>> Begin

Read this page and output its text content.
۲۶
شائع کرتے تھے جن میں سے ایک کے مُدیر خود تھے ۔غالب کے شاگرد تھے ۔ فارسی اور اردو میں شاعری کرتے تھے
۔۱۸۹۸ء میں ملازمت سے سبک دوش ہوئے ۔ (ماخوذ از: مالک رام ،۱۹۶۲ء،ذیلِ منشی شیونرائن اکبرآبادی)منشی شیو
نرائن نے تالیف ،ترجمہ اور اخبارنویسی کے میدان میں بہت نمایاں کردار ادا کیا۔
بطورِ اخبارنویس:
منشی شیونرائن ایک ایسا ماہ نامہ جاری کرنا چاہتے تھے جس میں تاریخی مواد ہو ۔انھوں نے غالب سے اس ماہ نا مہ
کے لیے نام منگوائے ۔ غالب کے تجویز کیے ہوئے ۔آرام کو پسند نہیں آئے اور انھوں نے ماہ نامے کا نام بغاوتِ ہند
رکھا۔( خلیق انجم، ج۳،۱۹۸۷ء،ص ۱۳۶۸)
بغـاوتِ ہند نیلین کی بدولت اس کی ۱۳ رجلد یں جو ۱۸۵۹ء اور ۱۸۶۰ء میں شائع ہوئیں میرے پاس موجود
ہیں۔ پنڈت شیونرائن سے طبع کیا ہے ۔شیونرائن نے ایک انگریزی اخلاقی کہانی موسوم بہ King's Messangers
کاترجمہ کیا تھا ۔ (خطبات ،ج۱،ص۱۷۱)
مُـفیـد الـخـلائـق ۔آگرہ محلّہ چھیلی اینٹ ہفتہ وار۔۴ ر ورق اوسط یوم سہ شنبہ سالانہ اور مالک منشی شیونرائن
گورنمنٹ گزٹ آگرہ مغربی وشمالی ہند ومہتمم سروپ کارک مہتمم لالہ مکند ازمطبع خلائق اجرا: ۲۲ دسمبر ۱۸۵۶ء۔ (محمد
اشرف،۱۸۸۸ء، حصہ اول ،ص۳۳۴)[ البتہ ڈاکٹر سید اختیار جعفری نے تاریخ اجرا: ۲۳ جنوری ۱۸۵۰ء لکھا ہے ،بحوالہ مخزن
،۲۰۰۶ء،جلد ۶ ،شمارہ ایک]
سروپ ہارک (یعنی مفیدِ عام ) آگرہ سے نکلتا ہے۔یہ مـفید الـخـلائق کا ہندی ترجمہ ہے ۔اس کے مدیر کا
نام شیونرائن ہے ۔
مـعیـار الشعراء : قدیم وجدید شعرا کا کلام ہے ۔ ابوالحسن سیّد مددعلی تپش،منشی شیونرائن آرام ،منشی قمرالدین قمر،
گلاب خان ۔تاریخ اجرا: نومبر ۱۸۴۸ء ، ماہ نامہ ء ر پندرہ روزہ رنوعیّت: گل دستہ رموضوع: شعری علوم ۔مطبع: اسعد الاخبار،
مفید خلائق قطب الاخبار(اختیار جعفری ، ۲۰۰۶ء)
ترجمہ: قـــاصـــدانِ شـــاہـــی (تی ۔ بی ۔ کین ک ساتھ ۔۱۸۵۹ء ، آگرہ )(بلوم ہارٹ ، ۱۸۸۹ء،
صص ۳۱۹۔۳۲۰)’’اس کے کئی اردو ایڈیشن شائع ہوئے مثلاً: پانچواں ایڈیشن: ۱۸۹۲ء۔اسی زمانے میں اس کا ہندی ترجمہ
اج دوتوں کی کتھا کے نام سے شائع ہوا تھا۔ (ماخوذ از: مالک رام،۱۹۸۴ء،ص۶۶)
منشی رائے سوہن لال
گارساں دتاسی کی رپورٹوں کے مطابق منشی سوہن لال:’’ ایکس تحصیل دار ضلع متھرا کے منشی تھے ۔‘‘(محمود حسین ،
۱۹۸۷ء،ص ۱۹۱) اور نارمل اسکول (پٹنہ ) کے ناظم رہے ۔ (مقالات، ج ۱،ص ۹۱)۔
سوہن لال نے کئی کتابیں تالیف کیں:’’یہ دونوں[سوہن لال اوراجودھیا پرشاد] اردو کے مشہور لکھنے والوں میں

>> End

**Task directions:**
Write the listing out again, exactly as shown above.

**Solved exercise:**
Read this page and output its text content.
۲۶
شائع کرتے تھے جن میں سے ایک کے مُدیر خود تھے ۔غالب کے شاگرد تھے ۔ فارسی اور اردو میں شاعری کرتے تھے
۔۱۸۹۸ء میں ملازمت سے سبک دوش ہوئے ۔ (ماخوذ از: مالک رام ،۱۹۶۲ء،ذیلِ منشی شیونرائن اکبرآبادی)منشی شیو
نرائن نے تالیف ،ترجمہ اور اخبارنویسی کے میدان میں بہت نمایاں کردار ادا کیا۔
بطورِ اخبارنویس:
منشی شیونرائن ایک ایسا ماہ نامہ جاری کرنا چاہتے تھے جس میں تاریخی مواد ہو ۔انھوں نے غالب سے اس ماہ نا مہ
کے لیے نام منگوائے ۔ غالب کے تجویز کیے ہوئے ۔آرام کو پسند نہیں آئے اور انھوں نے ماہ نامے کا نام بغاوتِ ہند
رکھا۔( خلیق انجم، ج۳،۱۹۸۷ء،ص ۱۳۶۸)
بغـاوتِ ہند نیلین کی بدولت اس کی ۱۳ رجلد یں جو ۱۸۵۹ء اور ۱۸۶۰ء میں شائع ہوئیں میرے پاس موجود
ہیں۔ پنڈت شیونرائن سے طبع کیا ہے ۔شیونرائن نے ایک انگریزی اخلاقی کہانی موسوم بہ King's Messangers
کاترجمہ کیا تھا ۔ (خطبات ،ج۱،ص۱۷۱)
مُـفیـد الـخـلائـق ۔آگرہ محلّہ چھیلی اینٹ ہفتہ وار۔۴ ر ورق اوسط یوم سہ شنبہ سالانہ اور مالک منشی شیونرائن
گورنمنٹ گزٹ آگرہ مغربی وشمالی ہند ومہتمم سروپ کارک مہتمم لالہ مکند ازمطبع خلائق اجرا: ۲۲ دسمبر ۱۸۵۶ء۔ (محمد
اشرف،۱۸۸۸ء، حصہ اول ،ص۳۳۴)[ البتہ ڈاکٹر سید اختیار جعفری نے تاریخ اجرا: ۲۳ جنوری ۱۸۵۰ء لکھا ہے ،بحوالہ مخزن
،۲۰۰۶ء،جلد ۶ ،شمارہ ایک]
سروپ ہارک (یعنی مفیدِ عام ) آگرہ سے نکلتا ہے۔یہ مـفید الـخـلائق کا ہندی ترجمہ ہے ۔اس کے مدیر کا
نام شیونرائن ہے ۔
مـعیـار الشعراء : قدیم وجدید شعرا کا کلام ہے ۔ ابوالحسن سیّد مددعلی تپش،منشی شیونرائن آرام ،منشی قمرالدین قمر،
گلاب خان ۔تاریخ اجرا: نومبر ۱۸۴۸ء ، ماہ نامہ ء ر پندرہ روزہ رنوعیّت: گل دستہ رموضوع: شعری علوم ۔مطبع: اسعد الاخبار،
مفید خلائق قطب الاخبار(اختیار جعفری ، ۲۰۰۶ء)
ترجمہ: قـــاصـــدانِ شـــاہـــی (تی ۔ بی ۔ کین ک ساتھ ۔۱۸۵۹ء ، آگرہ )(بلوم ہارٹ ، ۱۸۸۹ء،
صص ۳۱۹۔۳۲۰)’’اس کے کئی اردو ایڈیشن شائع ہوئے مثلاً: پانچواں ایڈیشن: ۱۸۹۲ء۔اسی زمانے میں اس کا ہندی ترجمہ
اج دوتوں کی کتھا کے نام سے شائع ہوا تھا۔ (ماخوذ از: مالک رام،۱۹۸۴ء،ص۶۶)
منشی رائے سوہن لال
گارساں دتاسی کی رپورٹوں کے مطابق منشی سوہن لال:’’ ایکس تحصیل دار ضلع متھرا کے منشی تھے ۔‘‘(محمود حسین ،
۱۹۸۷ء،ص ۱۹۱) اور نارمل اسکول (پٹنہ ) کے ناظم رہے ۔ (مقالات، ج ۱،ص ۹۱)۔
سوہن لال نے کئی کتابیں تالیف کیں:’’یہ دونوں[سوہن لال اوراجودھیا پرشاد] اردو کے مشہور لکھنے والوں میں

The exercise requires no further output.